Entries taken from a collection
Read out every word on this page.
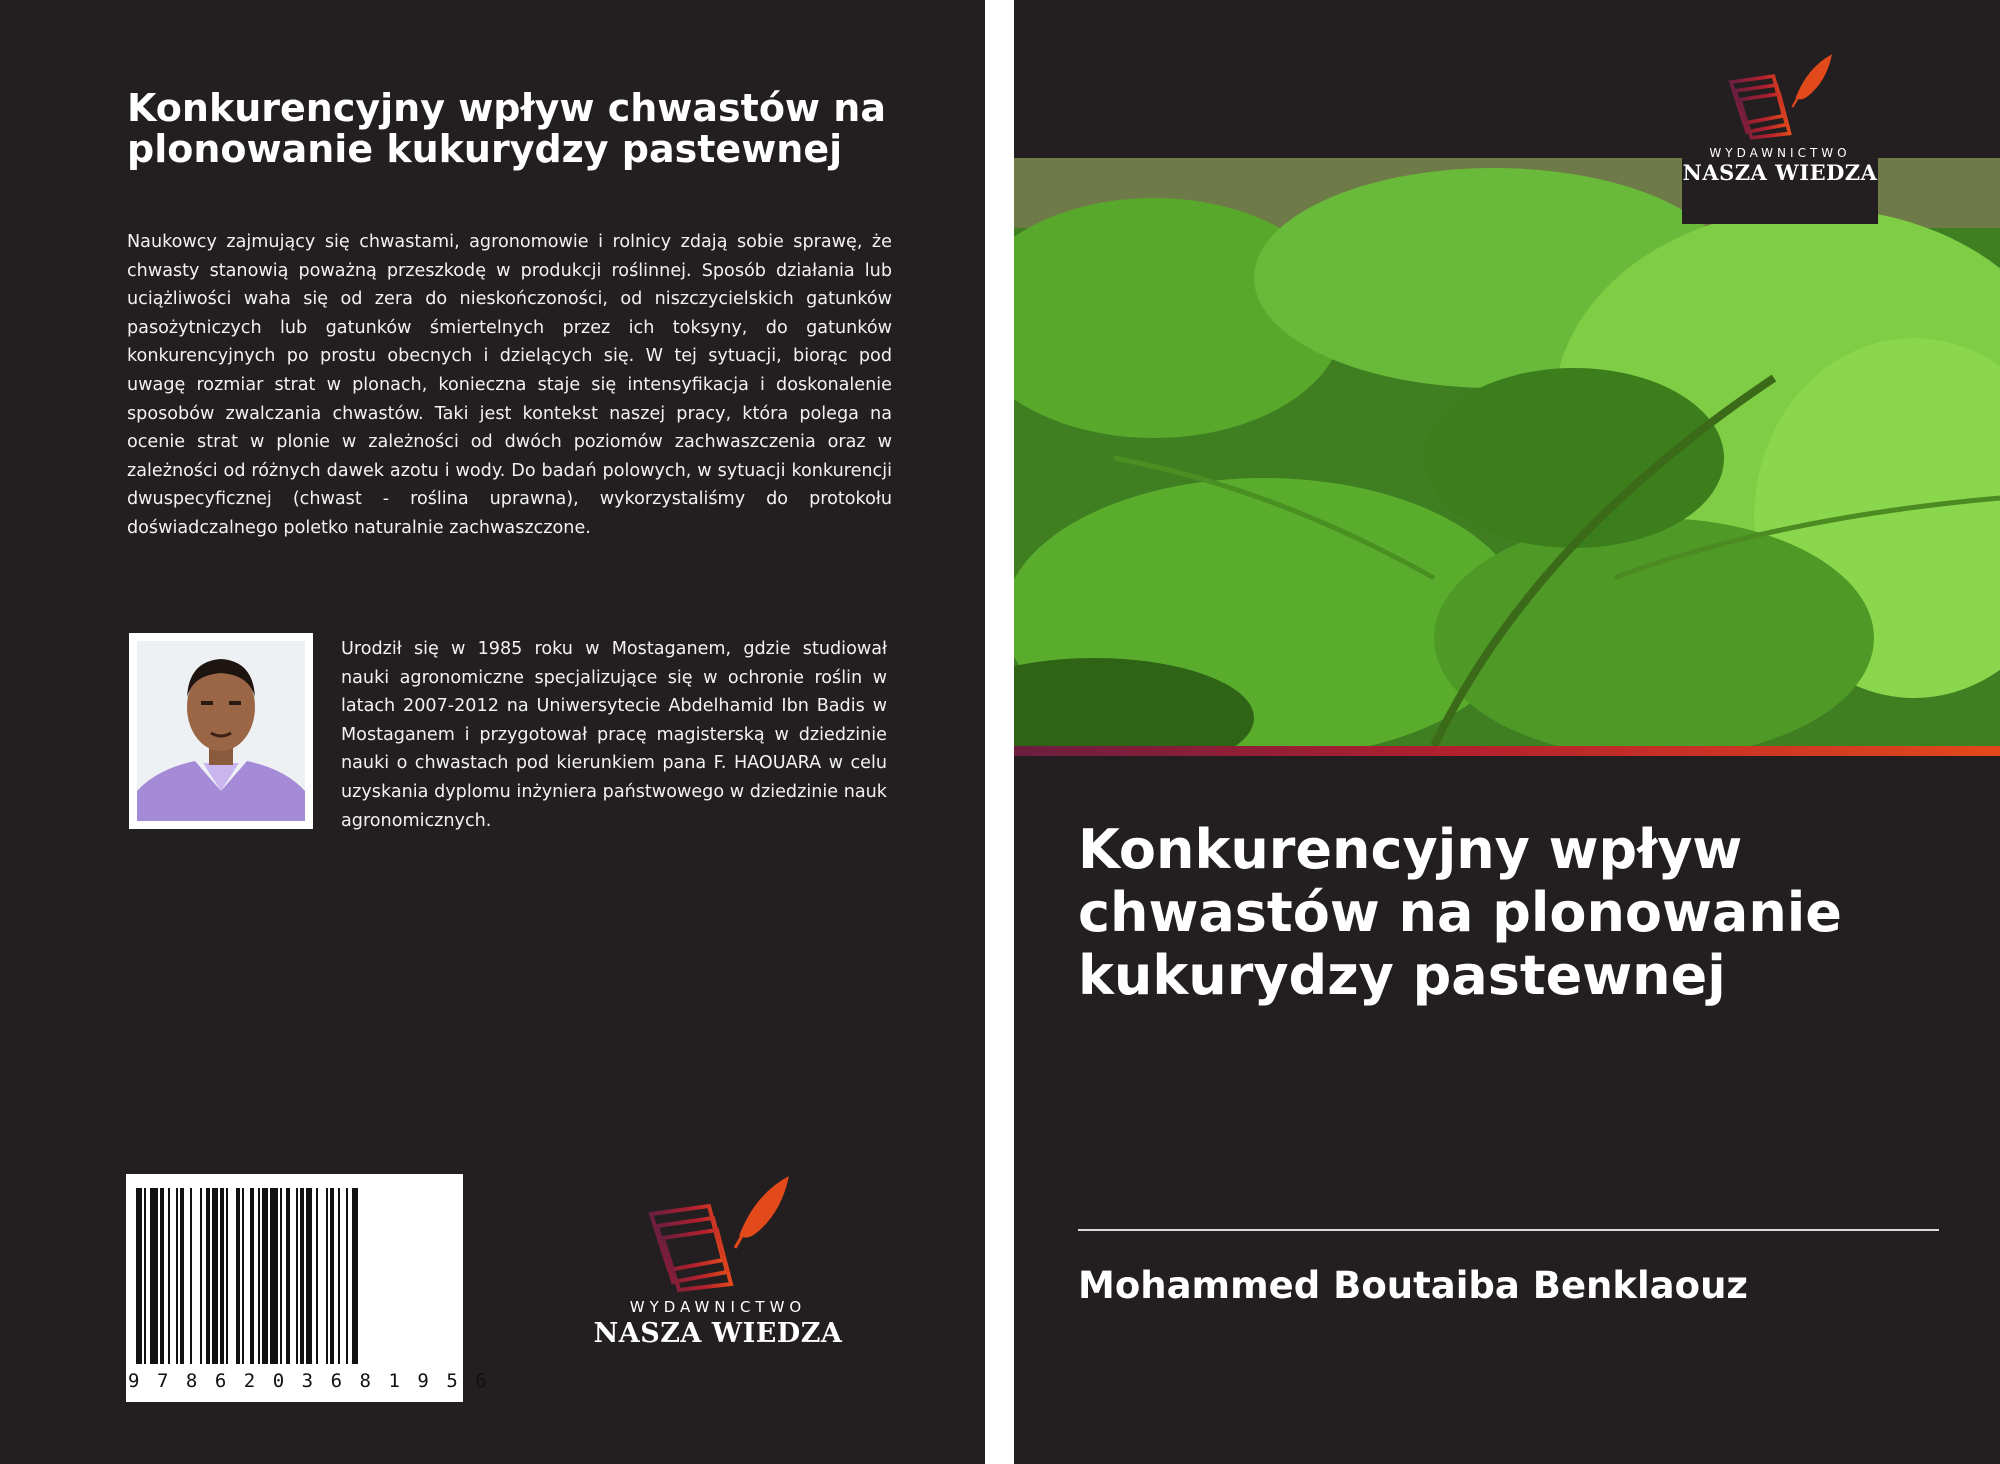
Konkurencyjny wpływ chwastów na plonowanie kukurydzy pastewnej

Naukowcy zajmujący się chwastami, agronomowie i rolnicy zdają sobie sprawę, że chwasty stanowią poważną przeszkodę w produkcji roślinnej. Sposób działania lub uciążliwości waha się od zera do nieskończoności, od niszczycielskich gatunków pasożytniczych lub gatunków śmiertelnych przez ich toksyny, do gatunków konkurencyjnych po prostu obecnych i dzielących się. W tej sytuacji, biorąc pod uwagę rozmiar strat w plonach, konieczna staje się intensyfikacja i doskonalenie sposobów zwalczania chwastów. Taki jest kontekst naszej pracy, która polega na ocenie strat w plonie w zależności od dwóch poziomów zachwaszczenia oraz w zależności od różnych dawek azotu i wody. Do badań polowych, w sytuacji konkurencji dwuspecyficznej (chwast - roślina uprawna), wykorzystaliśmy do protokołu doświadczalnego poletko naturalnie zachwaszczone.

Urodził się w 1985 roku w Mostaganem, gdzie studiował nauki agronomiczne specjalizujące się w ochronie roślin w latach 2007-2012 na Uniwersytecie Abdelhamid Ibn Badis w Mostaganem i przygotował pracę magisterską w dziedzinie nauki o chwastach pod kierunkiem pana F. HAOUARA w celu uzyskania dyplomu inżyniera państwowego w dziedzinie nauk agronomicznych.

9786203681956

WYDAWNICTWO

NASZA WIEDZA

WYDAWNICTWO

NASZA WIEDZA

Konkurencyjny wpływ chwastów na plonowanie kukurydzy pastewnej

Mohammed Boutaiba Benklaouz
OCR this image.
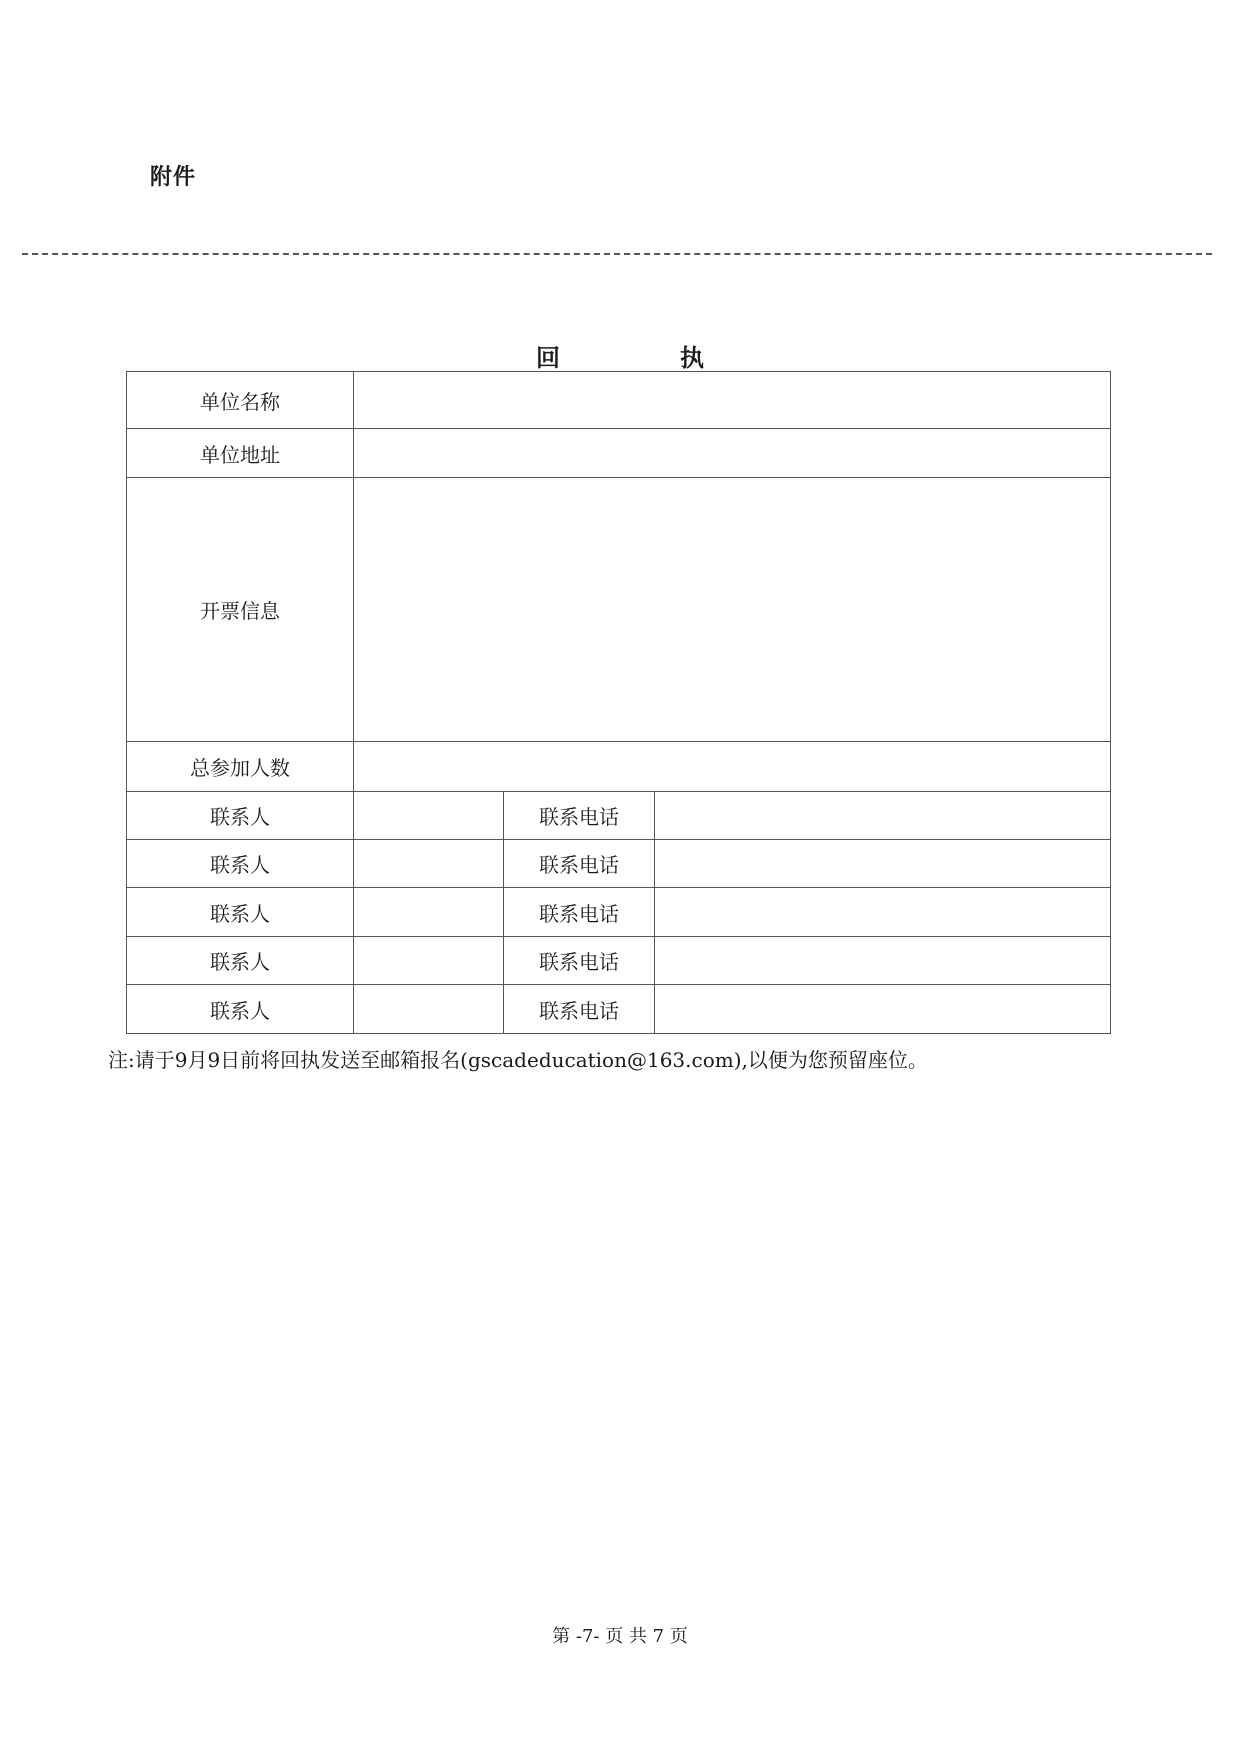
附件
回	执
单位名称			
单位地址			
开票信息			
总参加人数			
联系人		联系电话	
联系人		联系电话	
联系人		联系电话	
联系人		联系电话	
联系人		联系电话	
注:请于9月9日前将回执发送至邮箱报名(gscadeducation@163.com),以便为您预留座位。
第 -7- 页 共 7 页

[TASK STATEMENT]: Omit the pictures and output all of the other material exactly.

[COMPLETE RESPONSE]:
Read out every word on this page.
Konkurencyjny wpływ chwastów na plonowanie kukurydzy pastewnej

Naukowcy zajmujący się chwastami, agronomowie i rolnicy zdają sobie sprawę, że chwasty stanowią poważną przeszkodę w produkcji roślinnej. Sposób działania lub uciążliwości waha się od zera do nieskończoności, od niszczycielskich gatunków pasożytniczych lub gatunków śmiertelnych przez ich toksyny, do gatunków konkurencyjnych po prostu obecnych i dzielących się. W tej sytuacji, biorąc pod uwagę rozmiar strat w plonach, konieczna staje się intensyfikacja i doskonalenie sposobów zwalczania chwastów. Taki jest kontekst naszej pracy, która polega na ocenie strat w plonie w zależności od dwóch poziomów zachwaszczenia oraz w zależności od różnych dawek azotu i wody. Do badań polowych, w sytuacji konkurencji dwuspecyficznej (chwast - roślina uprawna), wykorzystaliśmy do protokołu doświadczalnego poletko naturalnie zachwaszczone.

Urodził się w 1985 roku w Mostaganem, gdzie studiował nauki agronomiczne specjalizujące się w ochronie roślin w latach 2007-2012 na Uniwersytecie Abdelhamid Ibn Badis w Mostaganem i przygotował pracę magisterską w dziedzinie nauki o chwastach pod kierunkiem pana F. HAOUARA w celu uzyskania dyplomu inżyniera państwowego w dziedzinie nauk agronomicznych.

9786203681956

WYDAWNICTWO

NASZA WIEDZA

WYDAWNICTWO

NASZA WIEDZA

Konkurencyjny wpływ chwastów na plonowanie kukurydzy pastewnej

Mohammed Boutaiba Benklaouz
OCR this image.
附件
回	执
单位名称			
单位地址			
开票信息			
总参加人数			
联系人		联系电话	
联系人		联系电话	
联系人		联系电话	
联系人		联系电话	
联系人		联系电话	
注:请于9月9日前将回执发送至邮箱报名(gscadeducation@163.com),以便为您预留座位。
第 -7- 页 共 7 页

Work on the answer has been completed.